:: Directive ::
Word for word, repeat the entries, minus the pictures.

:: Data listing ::
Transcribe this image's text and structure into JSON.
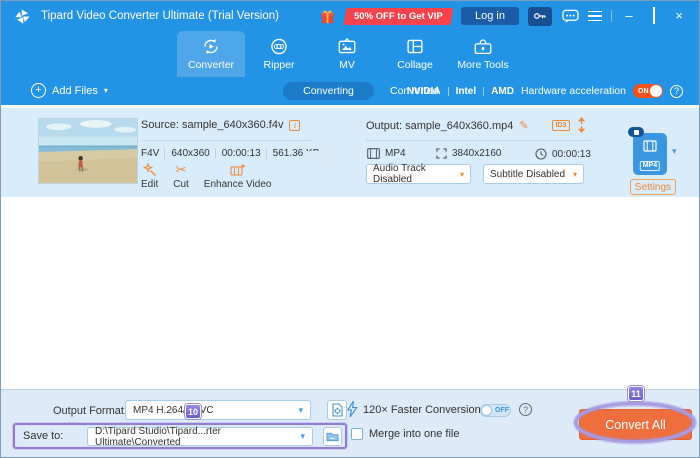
{
  "titlebar": {
    "title": "Tipard Video Converter Ultimate (Trial Version)",
    "vip_badge": "50% OFF to Get VIP",
    "login": "Log in"
  },
  "tabs": [
    {
      "label": "Converter"
    },
    {
      "label": "Ripper"
    },
    {
      "label": "MV"
    },
    {
      "label": "Collage"
    },
    {
      "label": "More Tools"
    }
  ],
  "toolbar": {
    "add_files": "Add Files",
    "converting": "Converting",
    "converted": "Converted",
    "brands": [
      "NVIDIA",
      "Intel",
      "AMD"
    ],
    "hw_label": "Hardware acceleration",
    "hw_state": "ON"
  },
  "file": {
    "source": "Source: sample_640x360.f4v",
    "meta": [
      "F4V",
      "640x360",
      "00:00:13",
      "561.36 KB"
    ],
    "actions": [
      "Edit",
      "Cut",
      "Enhance Video"
    ],
    "output": "Output: sample_640x360.mp4",
    "id3": "ID3",
    "format": "MP4",
    "resolution": "3840x2160",
    "duration": "00:00:13",
    "audio": "Audio Track Disabled",
    "subtitle": "Subtitle Disabled",
    "format_icon": "MP4",
    "settings": "Settings"
  },
  "bottom": {
    "output_format_label": "Output Format:",
    "output_format": "MP4 H.264/HEVC",
    "save_to_label": "Save to:",
    "save_to": "D:\\Tipard Studio\\Tipard...rter Ultimate\\Converted",
    "fast": "120× Faster Conversion",
    "fast_state": "OFF",
    "merge": "Merge into one file",
    "convert_all": "Convert All"
  },
  "annotations": {
    "step10": "10",
    "step11": "11"
  },
  "icons": {
    "caret_down": "▾",
    "plus": "+",
    "info": "i",
    "pencil": "✎",
    "scissors": "✂",
    "help": "?",
    "minimize": "–",
    "close": "×"
  },
  "colors": {
    "header_blue": "#2393e6",
    "accent_orange": "#ef8937",
    "convert_orange": "#ee6e3d",
    "annotation_purple": "#8d7fd6",
    "toggle_on": "#f4511e"
  }
}
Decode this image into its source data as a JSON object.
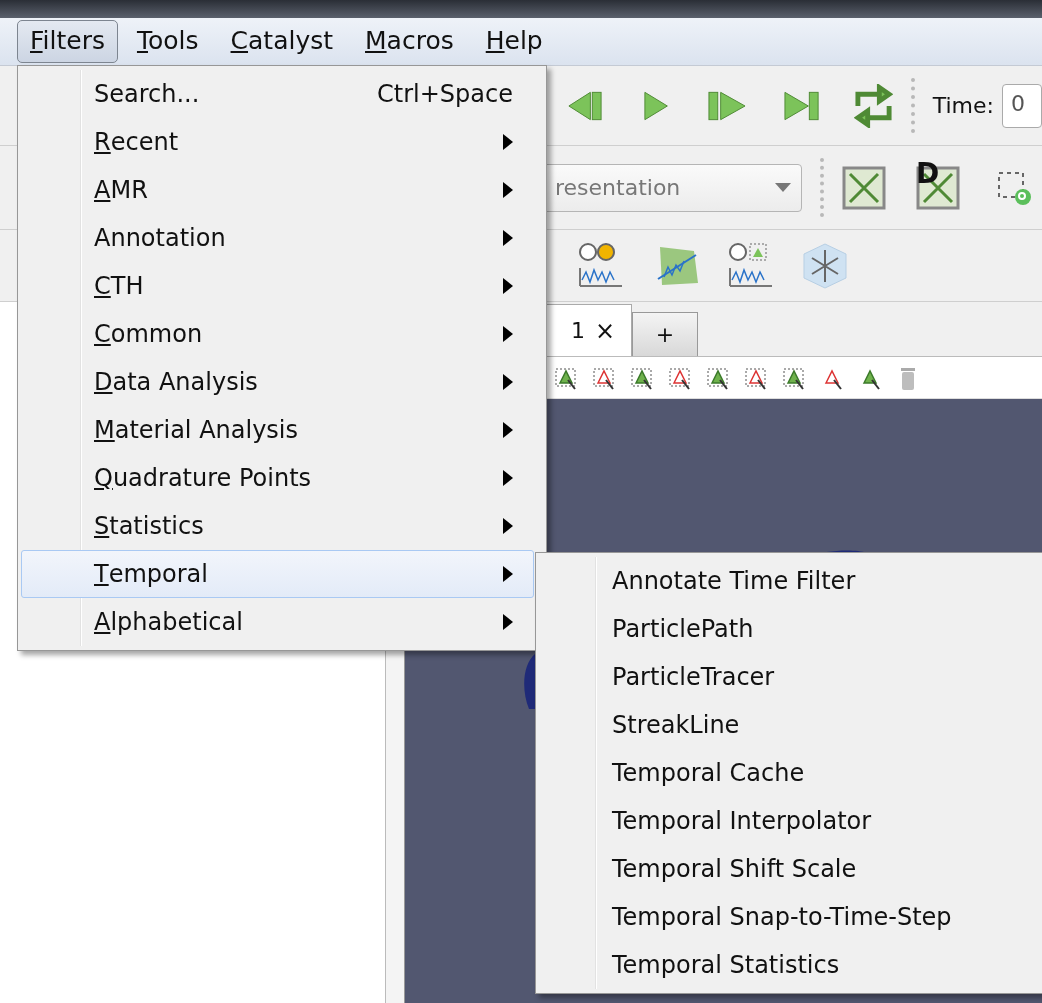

:: Reply ::
Transcribe this image's text and structure into JSON.
{
  "titlebar": {
    "title": "Tipard Video Converter Ultimate (Trial Version)",
    "vip_badge": "50% OFF to Get VIP",
    "login": "Log in"
  },
  "tabs": [
    {
      "label": "Converter"
    },
    {
      "label": "Ripper"
    },
    {
      "label": "MV"
    },
    {
      "label": "Collage"
    },
    {
      "label": "More Tools"
    }
  ],
  "toolbar": {
    "add_files": "Add Files",
    "converting": "Converting",
    "converted": "Converted",
    "brands": [
      "NVIDIA",
      "Intel",
      "AMD"
    ],
    "hw_label": "Hardware acceleration",
    "hw_state": "ON"
  },
  "file": {
    "source": "Source: sample_640x360.f4v",
    "meta": [
      "F4V",
      "640x360",
      "00:00:13",
      "561.36 KB"
    ],
    "actions": [
      "Edit",
      "Cut",
      "Enhance Video"
    ],
    "output": "Output: sample_640x360.mp4",
    "id3": "ID3",
    "format": "MP4",
    "resolution": "3840x2160",
    "duration": "00:00:13",
    "audio": "Audio Track Disabled",
    "subtitle": "Subtitle Disabled",
    "format_icon": "MP4",
    "settings": "Settings"
  },
  "bottom": {
    "output_format_label": "Output Format:",
    "output_format": "MP4 H.264/HEVC",
    "save_to_label": "Save to:",
    "save_to": "D:\\Tipard Studio\\Tipard...rter Ultimate\\Converted",
    "fast": "120× Faster Conversion",
    "fast_state": "OFF",
    "merge": "Merge into one file",
    "convert_all": "Convert All"
  },
  "annotations": {
    "step10": "10",
    "step11": "11"
  },
  "icons": {
    "caret_down": "▾",
    "plus": "+",
    "info": "i",
    "pencil": "✎",
    "scissors": "✂",
    "help": "?",
    "minimize": "–",
    "close": "×"
  },
  "colors": {
    "header_blue": "#2393e6",
    "accent_orange": "#ef8937",
    "convert_orange": "#ee6e3d",
    "annotation_purple": "#8d7fd6",
    "toggle_on": "#f4511e"
  }
}
Decode this image into its source data as a JSON object.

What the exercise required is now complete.